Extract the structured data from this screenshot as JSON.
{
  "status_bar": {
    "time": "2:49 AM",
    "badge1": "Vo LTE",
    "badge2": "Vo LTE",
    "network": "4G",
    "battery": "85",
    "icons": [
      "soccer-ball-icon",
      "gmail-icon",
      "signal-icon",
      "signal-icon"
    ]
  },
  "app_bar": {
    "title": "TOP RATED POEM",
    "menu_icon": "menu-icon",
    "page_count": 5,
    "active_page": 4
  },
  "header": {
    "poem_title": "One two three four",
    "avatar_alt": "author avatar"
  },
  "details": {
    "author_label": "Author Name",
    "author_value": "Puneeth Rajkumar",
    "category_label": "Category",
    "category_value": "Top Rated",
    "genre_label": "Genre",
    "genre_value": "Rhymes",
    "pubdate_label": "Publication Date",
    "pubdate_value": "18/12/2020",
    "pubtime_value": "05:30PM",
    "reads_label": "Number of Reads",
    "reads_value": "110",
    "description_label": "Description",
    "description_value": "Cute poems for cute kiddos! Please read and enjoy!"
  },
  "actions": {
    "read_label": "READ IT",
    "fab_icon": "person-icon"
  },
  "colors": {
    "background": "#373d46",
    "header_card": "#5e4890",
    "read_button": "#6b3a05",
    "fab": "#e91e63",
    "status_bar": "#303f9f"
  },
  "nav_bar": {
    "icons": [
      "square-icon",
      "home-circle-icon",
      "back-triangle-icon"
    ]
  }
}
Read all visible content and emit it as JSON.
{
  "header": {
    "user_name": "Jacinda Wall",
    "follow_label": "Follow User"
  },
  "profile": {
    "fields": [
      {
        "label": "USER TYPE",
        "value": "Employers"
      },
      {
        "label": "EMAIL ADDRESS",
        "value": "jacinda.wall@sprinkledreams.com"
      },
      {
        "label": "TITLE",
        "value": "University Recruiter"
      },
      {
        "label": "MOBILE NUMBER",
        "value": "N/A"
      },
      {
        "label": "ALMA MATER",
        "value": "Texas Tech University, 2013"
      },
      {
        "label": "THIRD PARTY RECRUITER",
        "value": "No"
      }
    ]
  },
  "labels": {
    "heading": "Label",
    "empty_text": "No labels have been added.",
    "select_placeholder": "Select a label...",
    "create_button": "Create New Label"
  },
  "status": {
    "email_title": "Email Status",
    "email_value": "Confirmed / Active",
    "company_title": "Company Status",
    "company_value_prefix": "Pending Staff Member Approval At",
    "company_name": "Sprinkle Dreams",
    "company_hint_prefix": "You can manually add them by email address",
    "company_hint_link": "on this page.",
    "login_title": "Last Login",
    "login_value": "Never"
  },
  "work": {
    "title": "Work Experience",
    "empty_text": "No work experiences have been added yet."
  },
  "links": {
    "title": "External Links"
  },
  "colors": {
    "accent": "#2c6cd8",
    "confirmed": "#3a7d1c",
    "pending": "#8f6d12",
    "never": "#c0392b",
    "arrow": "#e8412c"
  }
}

⁂

SET EXERCISE
Say how many lines of the listing above contain "added", with no other words.

SOLUTION TO THE PROBLEM
2